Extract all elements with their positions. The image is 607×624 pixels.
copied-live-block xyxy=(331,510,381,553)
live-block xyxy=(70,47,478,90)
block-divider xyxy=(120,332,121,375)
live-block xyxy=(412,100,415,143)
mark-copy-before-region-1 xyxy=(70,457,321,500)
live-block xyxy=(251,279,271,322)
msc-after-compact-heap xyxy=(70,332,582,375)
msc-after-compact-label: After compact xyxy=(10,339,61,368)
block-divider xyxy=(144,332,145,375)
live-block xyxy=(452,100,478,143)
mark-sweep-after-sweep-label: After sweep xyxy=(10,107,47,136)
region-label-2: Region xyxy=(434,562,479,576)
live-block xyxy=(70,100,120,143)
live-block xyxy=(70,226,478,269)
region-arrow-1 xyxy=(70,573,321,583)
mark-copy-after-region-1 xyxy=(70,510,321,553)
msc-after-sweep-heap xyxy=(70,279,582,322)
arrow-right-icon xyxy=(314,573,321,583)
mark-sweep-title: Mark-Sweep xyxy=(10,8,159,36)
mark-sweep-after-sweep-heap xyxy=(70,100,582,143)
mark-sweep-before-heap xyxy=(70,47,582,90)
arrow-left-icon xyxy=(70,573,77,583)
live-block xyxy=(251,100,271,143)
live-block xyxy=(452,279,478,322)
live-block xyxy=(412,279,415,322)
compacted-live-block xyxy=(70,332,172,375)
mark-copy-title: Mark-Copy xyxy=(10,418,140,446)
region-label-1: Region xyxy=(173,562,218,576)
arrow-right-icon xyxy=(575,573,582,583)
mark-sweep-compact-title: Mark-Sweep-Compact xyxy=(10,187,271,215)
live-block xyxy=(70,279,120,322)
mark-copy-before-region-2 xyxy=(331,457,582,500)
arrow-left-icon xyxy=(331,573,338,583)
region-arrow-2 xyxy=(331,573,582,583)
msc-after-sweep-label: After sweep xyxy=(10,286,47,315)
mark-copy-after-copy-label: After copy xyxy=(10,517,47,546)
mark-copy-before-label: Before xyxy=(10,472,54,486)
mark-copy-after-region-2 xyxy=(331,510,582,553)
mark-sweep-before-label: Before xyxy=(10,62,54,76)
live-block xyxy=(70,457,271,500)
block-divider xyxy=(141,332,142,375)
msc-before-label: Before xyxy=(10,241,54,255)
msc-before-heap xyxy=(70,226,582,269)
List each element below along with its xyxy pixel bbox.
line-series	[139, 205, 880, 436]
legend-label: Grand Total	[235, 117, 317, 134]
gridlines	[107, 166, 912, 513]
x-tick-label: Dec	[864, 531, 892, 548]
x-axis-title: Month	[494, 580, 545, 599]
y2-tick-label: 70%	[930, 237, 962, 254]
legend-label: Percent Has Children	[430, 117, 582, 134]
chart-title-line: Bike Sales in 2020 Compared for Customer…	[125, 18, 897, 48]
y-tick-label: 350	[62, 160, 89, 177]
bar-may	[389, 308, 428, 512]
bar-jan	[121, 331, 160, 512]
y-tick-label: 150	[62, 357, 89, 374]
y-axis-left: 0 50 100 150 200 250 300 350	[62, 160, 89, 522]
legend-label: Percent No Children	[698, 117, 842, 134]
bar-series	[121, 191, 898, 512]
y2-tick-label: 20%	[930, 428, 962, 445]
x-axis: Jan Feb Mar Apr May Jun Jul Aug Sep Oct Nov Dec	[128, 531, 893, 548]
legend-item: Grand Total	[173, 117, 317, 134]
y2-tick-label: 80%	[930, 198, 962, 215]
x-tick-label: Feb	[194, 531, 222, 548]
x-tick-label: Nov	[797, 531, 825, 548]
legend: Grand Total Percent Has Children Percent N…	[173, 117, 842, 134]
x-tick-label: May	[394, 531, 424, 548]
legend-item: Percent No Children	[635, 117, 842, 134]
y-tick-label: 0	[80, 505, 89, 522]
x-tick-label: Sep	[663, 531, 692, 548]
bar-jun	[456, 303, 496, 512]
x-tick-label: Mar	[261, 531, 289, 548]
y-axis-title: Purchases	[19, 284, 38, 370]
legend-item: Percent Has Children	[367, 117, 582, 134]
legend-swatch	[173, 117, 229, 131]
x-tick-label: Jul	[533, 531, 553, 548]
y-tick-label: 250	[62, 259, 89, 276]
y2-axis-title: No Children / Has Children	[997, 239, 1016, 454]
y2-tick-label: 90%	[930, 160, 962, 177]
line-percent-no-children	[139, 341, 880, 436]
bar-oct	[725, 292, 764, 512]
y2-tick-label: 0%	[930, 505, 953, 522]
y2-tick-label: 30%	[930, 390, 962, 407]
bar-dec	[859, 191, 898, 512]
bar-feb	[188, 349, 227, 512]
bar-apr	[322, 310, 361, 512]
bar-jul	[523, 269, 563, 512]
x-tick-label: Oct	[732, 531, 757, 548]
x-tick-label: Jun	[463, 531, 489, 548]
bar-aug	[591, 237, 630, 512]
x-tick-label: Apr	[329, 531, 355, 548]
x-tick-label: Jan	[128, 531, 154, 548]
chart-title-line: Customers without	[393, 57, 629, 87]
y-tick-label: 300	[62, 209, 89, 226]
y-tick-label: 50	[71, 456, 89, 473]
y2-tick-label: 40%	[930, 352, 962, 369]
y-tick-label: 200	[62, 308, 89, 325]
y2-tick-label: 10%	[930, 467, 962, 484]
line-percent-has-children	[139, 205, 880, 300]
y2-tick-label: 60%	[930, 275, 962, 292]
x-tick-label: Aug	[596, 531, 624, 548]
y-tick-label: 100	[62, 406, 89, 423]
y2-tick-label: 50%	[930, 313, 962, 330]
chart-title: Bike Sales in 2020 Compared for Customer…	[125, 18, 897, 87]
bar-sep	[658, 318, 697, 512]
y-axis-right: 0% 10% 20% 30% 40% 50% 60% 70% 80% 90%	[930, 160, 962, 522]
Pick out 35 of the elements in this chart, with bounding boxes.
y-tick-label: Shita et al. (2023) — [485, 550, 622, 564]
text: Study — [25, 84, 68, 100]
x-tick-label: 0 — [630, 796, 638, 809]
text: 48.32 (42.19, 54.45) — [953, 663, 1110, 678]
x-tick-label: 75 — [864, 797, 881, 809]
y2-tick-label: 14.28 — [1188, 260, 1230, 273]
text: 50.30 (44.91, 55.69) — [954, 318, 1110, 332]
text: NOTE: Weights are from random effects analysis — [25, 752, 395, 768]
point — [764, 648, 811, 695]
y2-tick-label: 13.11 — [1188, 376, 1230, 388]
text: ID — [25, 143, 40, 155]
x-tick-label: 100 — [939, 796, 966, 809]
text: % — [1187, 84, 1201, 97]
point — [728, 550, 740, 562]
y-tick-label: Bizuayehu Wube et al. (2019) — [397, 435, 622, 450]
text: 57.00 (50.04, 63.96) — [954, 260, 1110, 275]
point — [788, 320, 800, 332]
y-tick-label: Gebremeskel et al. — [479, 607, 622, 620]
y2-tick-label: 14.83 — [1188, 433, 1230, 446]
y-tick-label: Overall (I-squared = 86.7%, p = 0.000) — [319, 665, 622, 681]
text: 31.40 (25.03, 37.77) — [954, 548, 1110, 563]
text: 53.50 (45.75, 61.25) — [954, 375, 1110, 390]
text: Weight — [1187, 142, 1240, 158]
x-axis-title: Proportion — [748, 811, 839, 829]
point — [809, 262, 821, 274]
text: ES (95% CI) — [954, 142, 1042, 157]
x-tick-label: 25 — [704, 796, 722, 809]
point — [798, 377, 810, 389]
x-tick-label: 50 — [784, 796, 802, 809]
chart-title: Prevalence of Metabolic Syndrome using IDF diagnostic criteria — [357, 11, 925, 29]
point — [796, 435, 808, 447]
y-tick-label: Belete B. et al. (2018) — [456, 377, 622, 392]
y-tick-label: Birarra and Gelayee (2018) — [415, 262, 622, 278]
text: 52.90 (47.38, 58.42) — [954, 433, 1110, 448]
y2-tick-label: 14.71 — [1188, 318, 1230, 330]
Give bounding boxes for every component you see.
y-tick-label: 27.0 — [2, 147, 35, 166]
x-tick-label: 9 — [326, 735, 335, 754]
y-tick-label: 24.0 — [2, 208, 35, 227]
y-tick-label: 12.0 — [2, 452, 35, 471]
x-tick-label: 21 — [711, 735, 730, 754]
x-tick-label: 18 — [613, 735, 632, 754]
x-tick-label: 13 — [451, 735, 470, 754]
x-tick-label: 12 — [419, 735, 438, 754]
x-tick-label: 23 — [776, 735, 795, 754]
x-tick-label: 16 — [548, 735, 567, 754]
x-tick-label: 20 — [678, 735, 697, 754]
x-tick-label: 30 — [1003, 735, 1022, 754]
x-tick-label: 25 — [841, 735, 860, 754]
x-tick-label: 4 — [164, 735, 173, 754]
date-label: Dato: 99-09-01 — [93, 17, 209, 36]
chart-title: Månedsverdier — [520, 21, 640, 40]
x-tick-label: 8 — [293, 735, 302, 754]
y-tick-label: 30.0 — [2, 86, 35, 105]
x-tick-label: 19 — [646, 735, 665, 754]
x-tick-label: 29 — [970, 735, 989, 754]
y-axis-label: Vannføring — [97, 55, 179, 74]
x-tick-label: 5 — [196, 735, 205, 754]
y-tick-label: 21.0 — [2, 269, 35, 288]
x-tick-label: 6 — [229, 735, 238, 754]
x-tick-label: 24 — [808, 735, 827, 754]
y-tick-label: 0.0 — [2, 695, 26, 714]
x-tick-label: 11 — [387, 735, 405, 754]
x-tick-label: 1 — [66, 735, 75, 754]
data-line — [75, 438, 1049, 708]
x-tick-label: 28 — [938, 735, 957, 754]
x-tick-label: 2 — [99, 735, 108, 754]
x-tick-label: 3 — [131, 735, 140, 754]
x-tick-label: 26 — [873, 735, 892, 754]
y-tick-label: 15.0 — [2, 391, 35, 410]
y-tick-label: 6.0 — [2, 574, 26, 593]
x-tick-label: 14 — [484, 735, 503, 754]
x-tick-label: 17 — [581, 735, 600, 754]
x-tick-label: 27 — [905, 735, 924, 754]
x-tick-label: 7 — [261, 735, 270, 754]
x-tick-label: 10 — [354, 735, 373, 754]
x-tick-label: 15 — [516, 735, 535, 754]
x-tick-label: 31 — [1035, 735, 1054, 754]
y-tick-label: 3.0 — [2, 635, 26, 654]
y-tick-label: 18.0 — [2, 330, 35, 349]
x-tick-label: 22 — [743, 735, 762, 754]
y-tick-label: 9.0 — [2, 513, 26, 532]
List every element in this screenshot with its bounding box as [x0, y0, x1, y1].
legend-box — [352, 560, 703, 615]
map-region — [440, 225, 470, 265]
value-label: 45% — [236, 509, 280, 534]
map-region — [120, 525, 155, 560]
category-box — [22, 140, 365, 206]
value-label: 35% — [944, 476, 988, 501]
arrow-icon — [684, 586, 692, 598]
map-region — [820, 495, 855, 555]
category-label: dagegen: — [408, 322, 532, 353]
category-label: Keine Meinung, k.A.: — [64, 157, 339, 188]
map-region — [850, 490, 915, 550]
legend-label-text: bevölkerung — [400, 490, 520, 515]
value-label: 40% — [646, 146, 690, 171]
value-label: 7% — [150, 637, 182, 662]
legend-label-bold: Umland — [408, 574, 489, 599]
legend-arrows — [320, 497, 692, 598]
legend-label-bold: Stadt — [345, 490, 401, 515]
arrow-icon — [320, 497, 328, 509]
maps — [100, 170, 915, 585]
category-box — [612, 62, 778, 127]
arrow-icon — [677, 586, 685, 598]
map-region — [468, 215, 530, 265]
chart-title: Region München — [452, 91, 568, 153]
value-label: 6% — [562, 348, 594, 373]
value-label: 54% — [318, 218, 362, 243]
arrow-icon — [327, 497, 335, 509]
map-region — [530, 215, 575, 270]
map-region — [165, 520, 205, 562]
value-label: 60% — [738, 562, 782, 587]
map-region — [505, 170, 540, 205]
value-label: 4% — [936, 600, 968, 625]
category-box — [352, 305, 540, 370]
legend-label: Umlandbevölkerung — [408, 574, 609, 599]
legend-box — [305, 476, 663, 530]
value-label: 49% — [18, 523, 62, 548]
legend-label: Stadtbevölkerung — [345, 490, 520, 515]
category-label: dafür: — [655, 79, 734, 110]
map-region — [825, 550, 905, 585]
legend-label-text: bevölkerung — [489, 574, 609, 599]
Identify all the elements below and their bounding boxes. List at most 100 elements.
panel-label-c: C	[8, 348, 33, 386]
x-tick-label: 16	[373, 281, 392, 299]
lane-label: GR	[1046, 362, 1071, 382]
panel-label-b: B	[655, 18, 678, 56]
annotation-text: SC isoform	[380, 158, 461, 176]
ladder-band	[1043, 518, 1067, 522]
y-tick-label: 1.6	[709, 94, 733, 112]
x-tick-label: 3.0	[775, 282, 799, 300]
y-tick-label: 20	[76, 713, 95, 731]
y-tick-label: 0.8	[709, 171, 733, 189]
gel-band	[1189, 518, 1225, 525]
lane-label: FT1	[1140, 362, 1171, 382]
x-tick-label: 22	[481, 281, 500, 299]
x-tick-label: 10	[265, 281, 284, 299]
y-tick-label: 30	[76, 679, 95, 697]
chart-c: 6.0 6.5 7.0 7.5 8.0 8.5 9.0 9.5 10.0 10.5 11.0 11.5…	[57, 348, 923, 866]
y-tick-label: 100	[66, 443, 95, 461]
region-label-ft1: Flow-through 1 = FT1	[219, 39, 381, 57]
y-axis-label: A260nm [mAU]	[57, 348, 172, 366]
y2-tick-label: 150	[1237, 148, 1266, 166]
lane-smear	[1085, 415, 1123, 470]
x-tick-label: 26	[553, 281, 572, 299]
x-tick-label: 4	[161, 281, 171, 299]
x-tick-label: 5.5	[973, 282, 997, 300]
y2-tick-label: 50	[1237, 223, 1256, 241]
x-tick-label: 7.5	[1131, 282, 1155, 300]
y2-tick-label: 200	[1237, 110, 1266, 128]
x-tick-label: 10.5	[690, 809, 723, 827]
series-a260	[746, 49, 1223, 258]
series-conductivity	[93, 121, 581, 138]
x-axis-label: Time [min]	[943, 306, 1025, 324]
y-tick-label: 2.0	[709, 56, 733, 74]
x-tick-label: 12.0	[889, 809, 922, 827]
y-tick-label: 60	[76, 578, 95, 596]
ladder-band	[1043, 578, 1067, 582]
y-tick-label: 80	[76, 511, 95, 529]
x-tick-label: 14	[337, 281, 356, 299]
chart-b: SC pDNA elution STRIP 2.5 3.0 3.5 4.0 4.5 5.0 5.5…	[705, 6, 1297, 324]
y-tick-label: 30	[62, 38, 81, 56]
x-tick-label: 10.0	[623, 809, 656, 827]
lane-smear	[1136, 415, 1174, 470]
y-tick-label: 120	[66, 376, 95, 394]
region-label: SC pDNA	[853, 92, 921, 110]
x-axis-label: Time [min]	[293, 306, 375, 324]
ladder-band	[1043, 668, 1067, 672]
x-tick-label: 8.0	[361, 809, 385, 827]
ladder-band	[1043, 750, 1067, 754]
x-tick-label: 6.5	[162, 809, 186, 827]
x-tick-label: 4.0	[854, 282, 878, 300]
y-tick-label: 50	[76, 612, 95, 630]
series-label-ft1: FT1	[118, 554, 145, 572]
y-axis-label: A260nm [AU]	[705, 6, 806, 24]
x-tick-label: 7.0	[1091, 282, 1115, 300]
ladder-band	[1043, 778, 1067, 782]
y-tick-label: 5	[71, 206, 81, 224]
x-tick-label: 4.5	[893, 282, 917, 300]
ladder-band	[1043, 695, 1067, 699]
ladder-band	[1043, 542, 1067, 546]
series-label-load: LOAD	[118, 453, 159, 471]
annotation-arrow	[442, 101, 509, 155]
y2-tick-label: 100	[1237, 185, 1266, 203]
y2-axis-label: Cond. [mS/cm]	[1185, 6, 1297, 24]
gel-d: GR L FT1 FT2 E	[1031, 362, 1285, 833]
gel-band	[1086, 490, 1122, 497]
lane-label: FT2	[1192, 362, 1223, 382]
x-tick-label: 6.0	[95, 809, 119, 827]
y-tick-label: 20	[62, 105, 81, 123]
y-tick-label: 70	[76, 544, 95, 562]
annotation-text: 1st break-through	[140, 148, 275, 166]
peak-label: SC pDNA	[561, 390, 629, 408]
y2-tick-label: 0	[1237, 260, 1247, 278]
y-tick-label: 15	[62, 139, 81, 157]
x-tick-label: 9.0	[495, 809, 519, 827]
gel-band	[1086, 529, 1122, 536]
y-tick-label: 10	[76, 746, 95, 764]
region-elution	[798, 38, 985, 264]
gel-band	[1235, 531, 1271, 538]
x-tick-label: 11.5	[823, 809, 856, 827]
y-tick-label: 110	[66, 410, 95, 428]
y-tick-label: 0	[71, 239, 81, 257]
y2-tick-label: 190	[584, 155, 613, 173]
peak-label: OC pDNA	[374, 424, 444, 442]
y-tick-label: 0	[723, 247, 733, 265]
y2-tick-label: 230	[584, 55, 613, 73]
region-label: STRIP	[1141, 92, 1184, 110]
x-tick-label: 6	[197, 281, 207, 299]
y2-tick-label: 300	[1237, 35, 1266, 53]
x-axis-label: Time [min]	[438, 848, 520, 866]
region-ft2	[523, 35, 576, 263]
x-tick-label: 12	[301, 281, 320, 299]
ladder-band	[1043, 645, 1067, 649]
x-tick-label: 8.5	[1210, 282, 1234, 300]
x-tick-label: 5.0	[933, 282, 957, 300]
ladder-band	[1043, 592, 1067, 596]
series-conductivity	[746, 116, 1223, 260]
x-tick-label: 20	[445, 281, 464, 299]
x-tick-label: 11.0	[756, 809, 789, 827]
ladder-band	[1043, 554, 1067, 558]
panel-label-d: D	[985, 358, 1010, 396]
------------------------------
**Instruction**
Rename "block-divider" to "block-separator" in the stretch of the material from its start through the line containing "region-arrow-2 xyxy=(331,573,582,583)", and reproduce those lines with nothing else altered.

**Exercise solution**
Extract all elements with their positions. The image is 607×624 pixels.
copied-live-block xyxy=(331,510,381,553)
live-block xyxy=(70,47,478,90)
block-separator xyxy=(120,332,121,375)
live-block xyxy=(412,100,415,143)
mark-copy-before-region-1 xyxy=(70,457,321,500)
live-block xyxy=(251,279,271,322)
msc-after-compact-heap xyxy=(70,332,582,375)
msc-after-compact-label: After compact xyxy=(10,339,61,368)
block-separator xyxy=(144,332,145,375)
live-block xyxy=(452,100,478,143)
mark-sweep-after-sweep-label: After sweep xyxy=(10,107,47,136)
region-label-2: Region xyxy=(434,562,479,576)
live-block xyxy=(70,100,120,143)
live-block xyxy=(70,226,478,269)
region-arrow-1 xyxy=(70,573,321,583)
mark-copy-after-region-1 xyxy=(70,510,321,553)
msc-after-sweep-heap xyxy=(70,279,582,322)
arrow-right-icon xyxy=(314,573,321,583)
mark-sweep-title: Mark-Sweep xyxy=(10,8,159,36)
mark-sweep-after-sweep-heap xyxy=(70,100,582,143)
mark-sweep-before-heap xyxy=(70,47,582,90)
arrow-left-icon xyxy=(70,573,77,583)
live-block xyxy=(251,100,271,143)
live-block xyxy=(452,279,478,322)
live-block xyxy=(412,279,415,322)
compacted-live-block xyxy=(70,332,172,375)
mark-copy-title: Mark-Copy xyxy=(10,418,140,446)
region-label-1: Region xyxy=(173,562,218,576)
arrow-right-icon xyxy=(575,573,582,583)
mark-sweep-compact-title: Mark-Sweep-Compact xyxy=(10,187,271,215)
live-block xyxy=(70,279,120,322)
mark-copy-before-region-2 xyxy=(331,457,582,500)
arrow-left-icon xyxy=(331,573,338,583)
region-arrow-2 xyxy=(331,573,582,583)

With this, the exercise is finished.